WRITTEN TASK. Only a number is wanted here: the number of lines of the data that include "signes".

EXERCISE MATERIAL.
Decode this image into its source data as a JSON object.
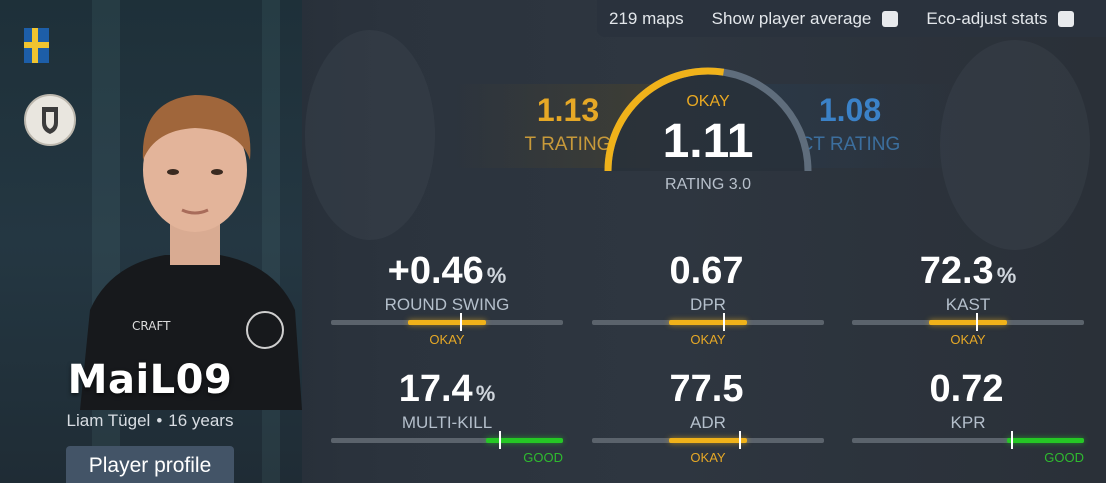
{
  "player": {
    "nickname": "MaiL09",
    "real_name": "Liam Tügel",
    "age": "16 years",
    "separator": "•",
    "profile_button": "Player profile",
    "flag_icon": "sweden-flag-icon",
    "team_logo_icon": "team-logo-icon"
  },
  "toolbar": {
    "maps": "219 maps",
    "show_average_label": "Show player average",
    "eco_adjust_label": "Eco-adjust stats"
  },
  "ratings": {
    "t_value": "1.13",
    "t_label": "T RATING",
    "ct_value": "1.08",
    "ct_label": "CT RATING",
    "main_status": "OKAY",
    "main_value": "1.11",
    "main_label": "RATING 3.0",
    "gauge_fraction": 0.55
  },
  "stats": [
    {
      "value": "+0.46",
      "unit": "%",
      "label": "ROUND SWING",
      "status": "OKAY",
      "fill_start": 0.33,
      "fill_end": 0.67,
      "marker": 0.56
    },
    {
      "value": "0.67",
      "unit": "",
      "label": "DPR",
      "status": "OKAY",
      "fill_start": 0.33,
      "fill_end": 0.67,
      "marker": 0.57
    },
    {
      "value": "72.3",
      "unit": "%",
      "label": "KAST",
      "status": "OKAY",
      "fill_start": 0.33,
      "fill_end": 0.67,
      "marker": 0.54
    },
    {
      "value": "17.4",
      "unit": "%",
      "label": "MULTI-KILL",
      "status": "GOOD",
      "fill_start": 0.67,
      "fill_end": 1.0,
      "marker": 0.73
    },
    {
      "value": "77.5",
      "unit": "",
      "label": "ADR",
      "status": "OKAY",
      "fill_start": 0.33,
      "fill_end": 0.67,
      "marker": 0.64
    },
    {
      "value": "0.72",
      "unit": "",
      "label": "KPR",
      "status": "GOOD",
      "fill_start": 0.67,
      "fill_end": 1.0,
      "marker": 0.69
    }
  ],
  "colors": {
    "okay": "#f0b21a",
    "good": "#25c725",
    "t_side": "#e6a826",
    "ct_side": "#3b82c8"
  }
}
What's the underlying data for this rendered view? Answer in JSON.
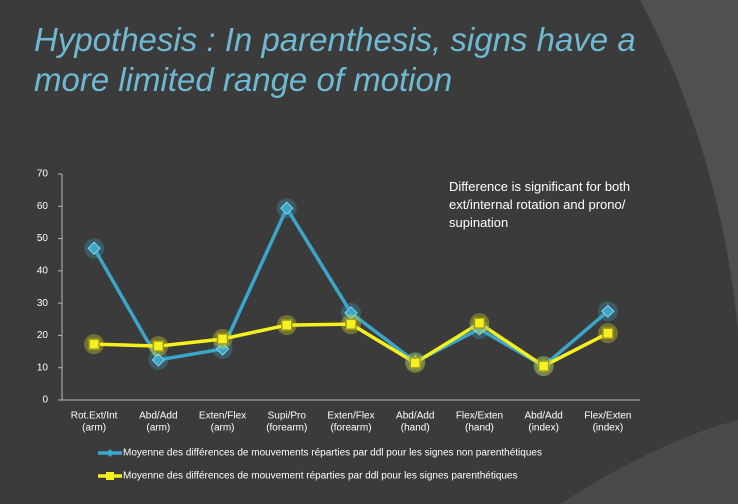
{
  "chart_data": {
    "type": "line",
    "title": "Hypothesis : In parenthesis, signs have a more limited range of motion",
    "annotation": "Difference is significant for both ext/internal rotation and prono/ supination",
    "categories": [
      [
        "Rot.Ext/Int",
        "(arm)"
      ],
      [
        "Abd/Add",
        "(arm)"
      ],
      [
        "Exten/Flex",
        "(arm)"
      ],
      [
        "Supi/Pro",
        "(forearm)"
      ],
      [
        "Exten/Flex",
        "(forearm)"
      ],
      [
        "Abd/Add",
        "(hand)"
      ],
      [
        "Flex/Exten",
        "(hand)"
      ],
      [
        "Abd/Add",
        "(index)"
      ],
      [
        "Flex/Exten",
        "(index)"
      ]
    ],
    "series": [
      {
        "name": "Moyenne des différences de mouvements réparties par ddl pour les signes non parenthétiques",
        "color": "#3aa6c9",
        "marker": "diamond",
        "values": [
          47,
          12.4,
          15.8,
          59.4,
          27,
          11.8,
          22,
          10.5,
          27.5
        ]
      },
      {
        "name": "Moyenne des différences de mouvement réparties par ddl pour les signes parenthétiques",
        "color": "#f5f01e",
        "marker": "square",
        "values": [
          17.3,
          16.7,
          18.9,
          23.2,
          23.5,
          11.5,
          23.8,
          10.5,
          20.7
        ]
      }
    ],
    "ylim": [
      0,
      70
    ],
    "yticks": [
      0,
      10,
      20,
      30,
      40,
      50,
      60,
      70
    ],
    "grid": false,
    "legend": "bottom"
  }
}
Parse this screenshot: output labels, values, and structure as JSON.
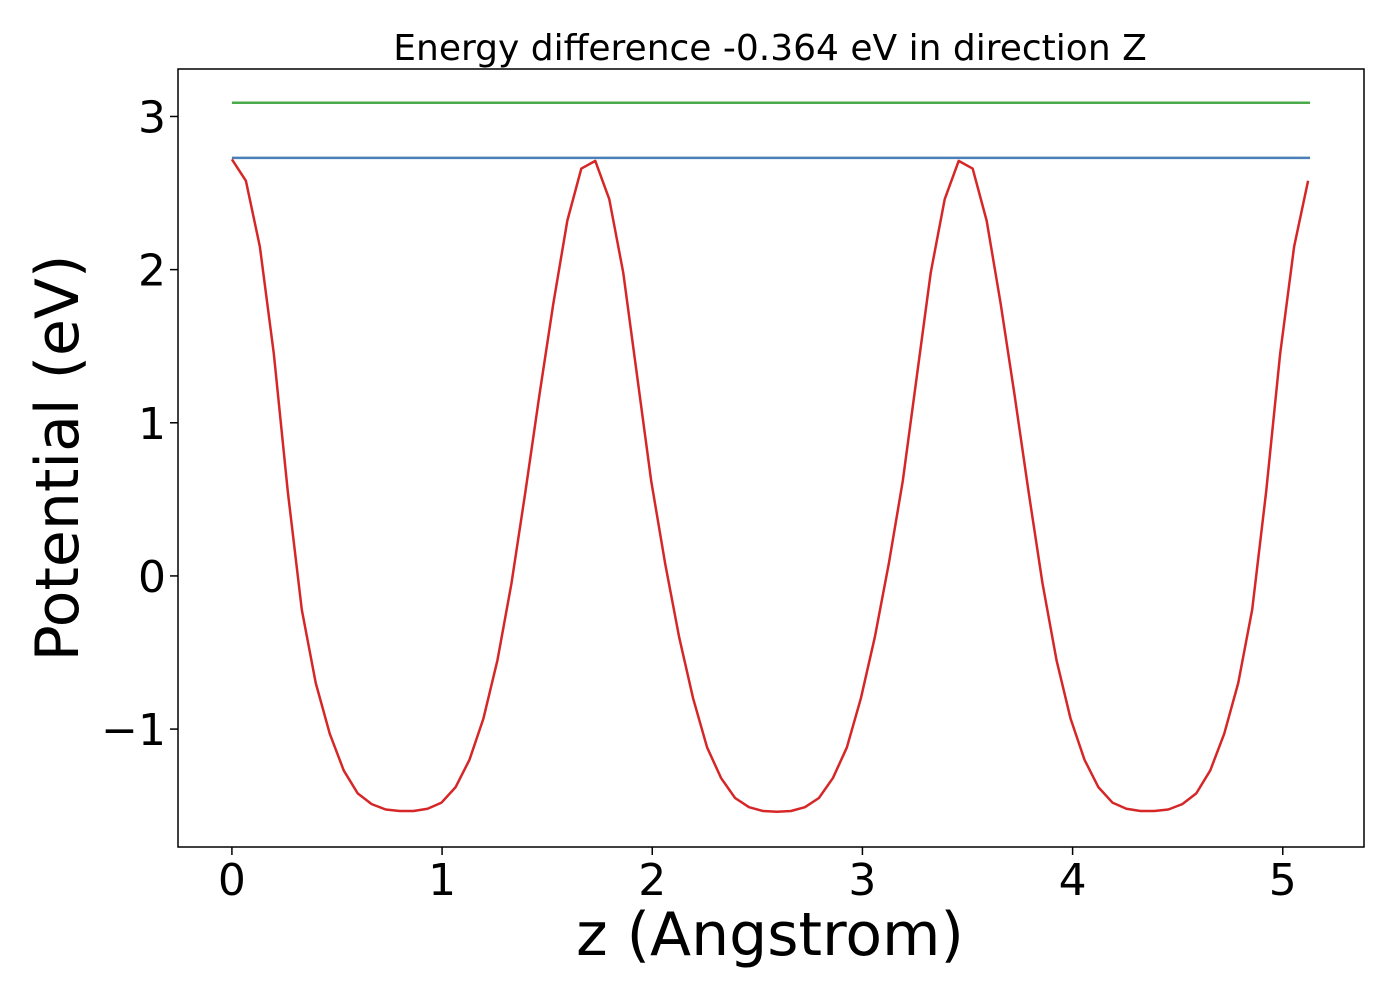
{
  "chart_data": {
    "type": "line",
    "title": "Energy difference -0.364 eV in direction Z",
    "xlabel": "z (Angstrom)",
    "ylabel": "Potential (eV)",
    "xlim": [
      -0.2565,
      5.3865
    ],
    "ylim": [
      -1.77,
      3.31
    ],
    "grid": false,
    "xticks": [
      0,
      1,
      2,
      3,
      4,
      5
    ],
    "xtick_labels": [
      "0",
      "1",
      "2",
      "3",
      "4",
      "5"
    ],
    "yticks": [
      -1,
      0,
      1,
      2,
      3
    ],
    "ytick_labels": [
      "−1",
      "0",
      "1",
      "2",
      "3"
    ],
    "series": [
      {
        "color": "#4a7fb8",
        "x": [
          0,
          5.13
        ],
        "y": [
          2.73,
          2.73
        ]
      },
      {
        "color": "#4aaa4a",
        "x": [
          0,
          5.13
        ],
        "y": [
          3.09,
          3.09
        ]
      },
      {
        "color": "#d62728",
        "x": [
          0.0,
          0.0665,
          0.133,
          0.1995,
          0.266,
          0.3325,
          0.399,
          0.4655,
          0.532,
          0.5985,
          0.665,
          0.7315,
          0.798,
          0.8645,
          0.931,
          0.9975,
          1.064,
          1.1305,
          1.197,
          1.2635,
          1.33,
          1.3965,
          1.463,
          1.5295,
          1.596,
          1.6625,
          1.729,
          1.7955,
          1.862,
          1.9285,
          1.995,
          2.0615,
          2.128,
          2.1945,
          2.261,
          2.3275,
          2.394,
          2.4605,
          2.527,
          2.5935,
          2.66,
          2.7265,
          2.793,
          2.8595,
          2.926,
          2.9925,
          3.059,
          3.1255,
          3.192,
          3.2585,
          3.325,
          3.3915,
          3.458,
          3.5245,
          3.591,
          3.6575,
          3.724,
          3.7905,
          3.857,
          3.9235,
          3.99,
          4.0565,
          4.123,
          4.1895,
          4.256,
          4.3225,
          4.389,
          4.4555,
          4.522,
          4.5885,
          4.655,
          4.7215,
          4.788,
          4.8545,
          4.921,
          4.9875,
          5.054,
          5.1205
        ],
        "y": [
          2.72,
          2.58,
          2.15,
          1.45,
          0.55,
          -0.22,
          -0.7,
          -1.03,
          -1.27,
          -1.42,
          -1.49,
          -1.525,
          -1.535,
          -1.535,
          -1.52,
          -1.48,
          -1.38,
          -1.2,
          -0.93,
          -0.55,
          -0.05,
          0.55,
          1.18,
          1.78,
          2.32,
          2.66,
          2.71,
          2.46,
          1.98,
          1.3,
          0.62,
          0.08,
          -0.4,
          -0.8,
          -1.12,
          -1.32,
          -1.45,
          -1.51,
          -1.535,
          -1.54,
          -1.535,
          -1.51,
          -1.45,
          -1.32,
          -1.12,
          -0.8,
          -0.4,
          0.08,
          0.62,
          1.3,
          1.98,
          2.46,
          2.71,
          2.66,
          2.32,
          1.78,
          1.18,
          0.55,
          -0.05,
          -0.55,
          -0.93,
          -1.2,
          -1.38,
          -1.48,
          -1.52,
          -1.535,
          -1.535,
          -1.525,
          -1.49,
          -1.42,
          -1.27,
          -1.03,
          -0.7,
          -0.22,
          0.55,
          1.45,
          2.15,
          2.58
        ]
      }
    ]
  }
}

THE OUTPUT. 2